> [Stated goal]
Reproduce every line of the material below character for character, keeping the original order.

> [Task data]
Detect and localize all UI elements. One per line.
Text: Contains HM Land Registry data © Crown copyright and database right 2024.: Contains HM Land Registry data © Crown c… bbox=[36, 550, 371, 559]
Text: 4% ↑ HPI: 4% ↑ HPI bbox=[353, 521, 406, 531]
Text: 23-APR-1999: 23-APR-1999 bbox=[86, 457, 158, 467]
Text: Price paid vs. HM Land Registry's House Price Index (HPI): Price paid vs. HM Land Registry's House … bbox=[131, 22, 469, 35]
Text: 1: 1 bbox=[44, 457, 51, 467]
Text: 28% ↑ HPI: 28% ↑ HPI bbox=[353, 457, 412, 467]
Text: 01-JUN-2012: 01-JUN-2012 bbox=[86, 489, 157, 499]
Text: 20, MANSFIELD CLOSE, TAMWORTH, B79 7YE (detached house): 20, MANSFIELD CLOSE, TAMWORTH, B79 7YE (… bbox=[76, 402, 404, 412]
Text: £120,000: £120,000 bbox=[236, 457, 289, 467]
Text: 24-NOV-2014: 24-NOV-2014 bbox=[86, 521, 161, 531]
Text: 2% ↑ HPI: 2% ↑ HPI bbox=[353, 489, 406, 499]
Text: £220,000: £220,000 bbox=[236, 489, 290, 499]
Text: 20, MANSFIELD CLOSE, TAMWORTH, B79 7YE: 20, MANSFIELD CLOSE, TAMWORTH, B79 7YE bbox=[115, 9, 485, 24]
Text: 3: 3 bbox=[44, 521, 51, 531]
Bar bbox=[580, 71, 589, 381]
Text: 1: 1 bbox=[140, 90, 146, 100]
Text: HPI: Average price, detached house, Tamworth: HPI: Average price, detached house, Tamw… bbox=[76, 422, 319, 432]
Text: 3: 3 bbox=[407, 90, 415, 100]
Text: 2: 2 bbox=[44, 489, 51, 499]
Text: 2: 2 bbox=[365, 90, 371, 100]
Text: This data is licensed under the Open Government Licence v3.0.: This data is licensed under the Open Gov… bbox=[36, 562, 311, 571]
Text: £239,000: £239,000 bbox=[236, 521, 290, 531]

> [Exercise response]
Detect and localize all UI elements. One per line.
Text: Contains HM Land Registry data © Crown copyright and database right 2024.: Contains HM Land Registry data © Crown c… bbox=[36, 550, 371, 559]
Text: 4% ↑ HPI: 4% ↑ HPI bbox=[353, 521, 406, 531]
Text: 23-APR-1999: 23-APR-1999 bbox=[86, 457, 158, 467]
Text: Price paid vs. HM Land Registry's House Price Index (HPI): Price paid vs. HM Land Registry's House … bbox=[131, 22, 469, 35]
Text: 1: 1 bbox=[44, 457, 51, 467]
Text: 28% ↑ HPI: 28% ↑ HPI bbox=[353, 457, 412, 467]
Text: 01-JUN-2012: 01-JUN-2012 bbox=[86, 489, 157, 499]
Text: 20, MANSFIELD CLOSE, TAMWORTH, B79 7YE (detached house): 20, MANSFIELD CLOSE, TAMWORTH, B79 7YE (… bbox=[76, 402, 404, 412]
Text: £120,000: £120,000 bbox=[236, 457, 289, 467]
Text: 24-NOV-2014: 24-NOV-2014 bbox=[86, 521, 161, 531]
Text: 2% ↑ HPI: 2% ↑ HPI bbox=[353, 489, 406, 499]
Text: £220,000: £220,000 bbox=[236, 489, 290, 499]
Text: 20, MANSFIELD CLOSE, TAMWORTH, B79 7YE: 20, MANSFIELD CLOSE, TAMWORTH, B79 7YE bbox=[115, 9, 485, 24]
Text: 3: 3 bbox=[44, 521, 51, 531]
Bar bbox=[580, 71, 589, 381]
Text: 1: 1 bbox=[140, 90, 146, 100]
Text: HPI: Average price, detached house, Tamworth: HPI: Average price, detached house, Tamw… bbox=[76, 422, 319, 432]
Text: 3: 3 bbox=[407, 90, 415, 100]
Text: 2: 2 bbox=[44, 489, 51, 499]
Text: 2: 2 bbox=[365, 90, 371, 100]
Text: This data is licensed under the Open Government Licence v3.0.: This data is licensed under the Open Gov… bbox=[36, 562, 311, 571]
Text: £239,000: £239,000 bbox=[236, 521, 290, 531]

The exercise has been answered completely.